* _Material provided_:
· · · ·

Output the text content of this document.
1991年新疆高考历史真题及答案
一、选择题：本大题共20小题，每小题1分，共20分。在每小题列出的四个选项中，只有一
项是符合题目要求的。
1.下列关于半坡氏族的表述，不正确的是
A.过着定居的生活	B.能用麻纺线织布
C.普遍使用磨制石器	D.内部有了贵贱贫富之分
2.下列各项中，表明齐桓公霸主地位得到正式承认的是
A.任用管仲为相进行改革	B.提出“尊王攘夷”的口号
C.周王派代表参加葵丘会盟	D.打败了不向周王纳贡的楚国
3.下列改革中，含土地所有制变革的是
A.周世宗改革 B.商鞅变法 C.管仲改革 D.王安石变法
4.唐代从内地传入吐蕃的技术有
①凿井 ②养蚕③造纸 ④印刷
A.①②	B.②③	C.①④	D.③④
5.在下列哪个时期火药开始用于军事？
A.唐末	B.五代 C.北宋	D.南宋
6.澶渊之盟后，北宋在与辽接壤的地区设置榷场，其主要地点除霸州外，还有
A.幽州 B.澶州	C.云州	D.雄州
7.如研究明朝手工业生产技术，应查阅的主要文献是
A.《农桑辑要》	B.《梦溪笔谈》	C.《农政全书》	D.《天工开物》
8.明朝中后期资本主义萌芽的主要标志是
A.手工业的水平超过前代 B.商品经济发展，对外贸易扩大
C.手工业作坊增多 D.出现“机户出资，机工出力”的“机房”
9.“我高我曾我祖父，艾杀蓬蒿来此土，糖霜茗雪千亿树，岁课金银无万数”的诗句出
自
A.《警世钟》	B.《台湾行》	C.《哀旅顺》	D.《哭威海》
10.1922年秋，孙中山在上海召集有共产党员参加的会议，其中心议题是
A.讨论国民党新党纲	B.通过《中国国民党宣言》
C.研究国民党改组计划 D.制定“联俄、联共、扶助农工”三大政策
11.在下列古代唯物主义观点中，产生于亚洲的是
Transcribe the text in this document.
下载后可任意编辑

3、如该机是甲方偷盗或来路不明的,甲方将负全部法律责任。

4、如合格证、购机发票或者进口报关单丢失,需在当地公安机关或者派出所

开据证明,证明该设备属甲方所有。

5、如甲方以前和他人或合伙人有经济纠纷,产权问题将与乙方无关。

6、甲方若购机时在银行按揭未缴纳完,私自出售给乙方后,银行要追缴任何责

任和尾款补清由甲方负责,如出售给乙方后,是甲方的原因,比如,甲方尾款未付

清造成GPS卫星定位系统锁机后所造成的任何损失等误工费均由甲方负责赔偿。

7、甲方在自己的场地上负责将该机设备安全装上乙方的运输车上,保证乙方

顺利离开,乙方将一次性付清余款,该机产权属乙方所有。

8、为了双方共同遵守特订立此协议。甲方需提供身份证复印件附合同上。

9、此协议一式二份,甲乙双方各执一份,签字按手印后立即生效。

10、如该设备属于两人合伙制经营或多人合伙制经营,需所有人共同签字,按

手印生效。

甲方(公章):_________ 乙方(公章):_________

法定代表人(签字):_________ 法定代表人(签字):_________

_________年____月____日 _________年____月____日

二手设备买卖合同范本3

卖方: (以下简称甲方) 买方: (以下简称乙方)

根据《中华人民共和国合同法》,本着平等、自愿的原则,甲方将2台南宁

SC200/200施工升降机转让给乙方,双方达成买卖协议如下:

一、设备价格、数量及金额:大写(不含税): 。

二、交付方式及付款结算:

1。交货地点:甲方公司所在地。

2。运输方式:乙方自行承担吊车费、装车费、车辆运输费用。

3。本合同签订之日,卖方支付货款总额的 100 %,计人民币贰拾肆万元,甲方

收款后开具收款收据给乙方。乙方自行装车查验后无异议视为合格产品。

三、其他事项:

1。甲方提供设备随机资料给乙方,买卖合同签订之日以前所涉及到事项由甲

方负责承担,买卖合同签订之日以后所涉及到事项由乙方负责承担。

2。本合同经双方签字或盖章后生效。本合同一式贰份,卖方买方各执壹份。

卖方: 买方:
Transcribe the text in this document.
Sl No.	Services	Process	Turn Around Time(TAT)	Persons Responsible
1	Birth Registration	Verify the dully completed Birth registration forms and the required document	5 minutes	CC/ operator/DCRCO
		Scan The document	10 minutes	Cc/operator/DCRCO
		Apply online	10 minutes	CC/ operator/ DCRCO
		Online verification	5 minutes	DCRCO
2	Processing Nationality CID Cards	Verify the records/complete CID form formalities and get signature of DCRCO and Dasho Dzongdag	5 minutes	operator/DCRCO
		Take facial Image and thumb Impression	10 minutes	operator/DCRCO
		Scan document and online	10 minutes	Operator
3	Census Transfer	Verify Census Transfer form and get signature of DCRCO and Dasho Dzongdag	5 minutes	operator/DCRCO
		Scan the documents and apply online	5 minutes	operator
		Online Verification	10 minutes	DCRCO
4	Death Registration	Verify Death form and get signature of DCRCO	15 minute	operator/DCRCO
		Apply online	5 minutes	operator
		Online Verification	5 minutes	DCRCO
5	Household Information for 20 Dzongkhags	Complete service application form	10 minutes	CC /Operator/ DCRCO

· · · ·

* _Your task_: Copy the lines from the entries above in which the word "signature" appears.

* _Exercise output_:
2	Processing Nationality CID Cards	Verify the records/complete CID form formalities and get signature of DCRCO and Dasho Dzongdag	5 minutes	operator/DCRCO
3	Census Transfer	Verify Census Transfer form and get signature of DCRCO and Dasho Dzongdag	5 minutes	operator/DCRCO
4	Death Registration	Verify Death form and get signature of DCRCO	15 minute	operator/DCRCO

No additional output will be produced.